* _YOUR OBJECTIVE_: Please transcribe the data that follows without the pictures, keeping every word the same.

* _GIVEN RECORDS_:
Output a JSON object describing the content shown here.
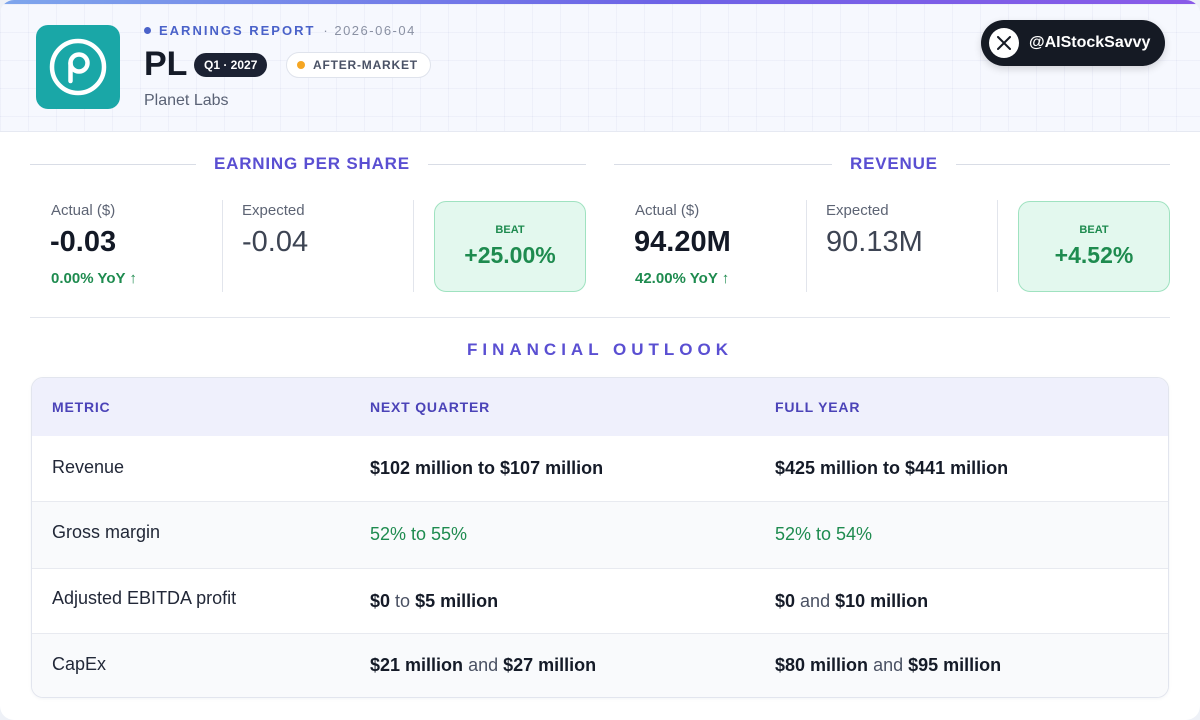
{
  "header": {
    "kicker": "EARNINGS REPORT",
    "date": "· 2026-06-04",
    "ticker": "PL",
    "quarter_badge": "Q1 · 2027",
    "session_badge": "AFTER-MARKET",
    "company": "Planet Labs",
    "handle": "@AIStockSavvy",
    "logo_letter": "p",
    "colors": {
      "logo_bg": "#1aa7a7",
      "accent": "#5a4fd2",
      "positive": "#1e8b4f",
      "session_dot": "#f5a623"
    }
  },
  "eps": {
    "title": "EARNING PER SHARE",
    "actual_label": "Actual ($)",
    "actual_value": "-0.03",
    "yoy": "0.00% YoY ↑",
    "expected_label": "Expected",
    "expected_value": "-0.04",
    "beat_label": "BEAT",
    "beat_value": "+25.00%"
  },
  "revenue": {
    "title": "REVENUE",
    "actual_label": "Actual ($)",
    "actual_value": "94.20M",
    "yoy": "42.00% YoY ↑",
    "expected_label": "Expected",
    "expected_value": "90.13M",
    "beat_label": "BEAT",
    "beat_value": "+4.52%"
  },
  "outlook": {
    "title": "FINANCIAL OUTLOOK",
    "headers": [
      "METRIC",
      "NEXT QUARTER",
      "FULL YEAR"
    ],
    "rows": [
      {
        "metric": "Revenue",
        "nq": [
          "$102 million to $107 million"
        ],
        "fy": [
          "$425 million to $441 million"
        ]
      },
      {
        "metric": "Gross margin",
        "nq": [
          "52% to 55%"
        ],
        "fy": [
          "52% to 54%"
        ]
      },
      {
        "metric": "Adjusted EBITDA profit",
        "nq": [
          "$0",
          "to",
          "$5 million"
        ],
        "fy": [
          "$0",
          "and",
          "$10 million"
        ]
      },
      {
        "metric": "CapEx",
        "nq": [
          "$21 million",
          "and",
          "$27 million"
        ],
        "fy": [
          "$80 million",
          "and",
          "$95 million"
        ]
      }
    ]
  }
}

* _COMPLETED EXERCISE_:
Output a JSON object describing the content shown here.
{
  "header": {
    "kicker": "EARNINGS REPORT",
    "date": "· 2026-06-04",
    "ticker": "PL",
    "quarter_badge": "Q1 · 2027",
    "session_badge": "AFTER-MARKET",
    "company": "Planet Labs",
    "handle": "@AIStockSavvy",
    "logo_letter": "p",
    "colors": {
      "logo_bg": "#1aa7a7",
      "accent": "#5a4fd2",
      "positive": "#1e8b4f",
      "session_dot": "#f5a623"
    }
  },
  "eps": {
    "title": "EARNING PER SHARE",
    "actual_label": "Actual ($)",
    "actual_value": "-0.03",
    "yoy": "0.00% YoY ↑",
    "expected_label": "Expected",
    "expected_value": "-0.04",
    "beat_label": "BEAT",
    "beat_value": "+25.00%"
  },
  "revenue": {
    "title": "REVENUE",
    "actual_label": "Actual ($)",
    "actual_value": "94.20M",
    "yoy": "42.00% YoY ↑",
    "expected_label": "Expected",
    "expected_value": "90.13M",
    "beat_label": "BEAT",
    "beat_value": "+4.52%"
  },
  "outlook": {
    "title": "FINANCIAL OUTLOOK",
    "headers": [
      "METRIC",
      "NEXT QUARTER",
      "FULL YEAR"
    ],
    "rows": [
      {
        "metric": "Revenue",
        "nq": [
          "$102 million to $107 million"
        ],
        "fy": [
          "$425 million to $441 million"
        ]
      },
      {
        "metric": "Gross margin",
        "nq": [
          "52% to 55%"
        ],
        "fy": [
          "52% to 54%"
        ]
      },
      {
        "metric": "Adjusted EBITDA profit",
        "nq": [
          "$0",
          "to",
          "$5 million"
        ],
        "fy": [
          "$0",
          "and",
          "$10 million"
        ]
      },
      {
        "metric": "CapEx",
        "nq": [
          "$21 million",
          "and",
          "$27 million"
        ],
        "fy": [
          "$80 million",
          "and",
          "$95 million"
        ]
      }
    ]
  }
}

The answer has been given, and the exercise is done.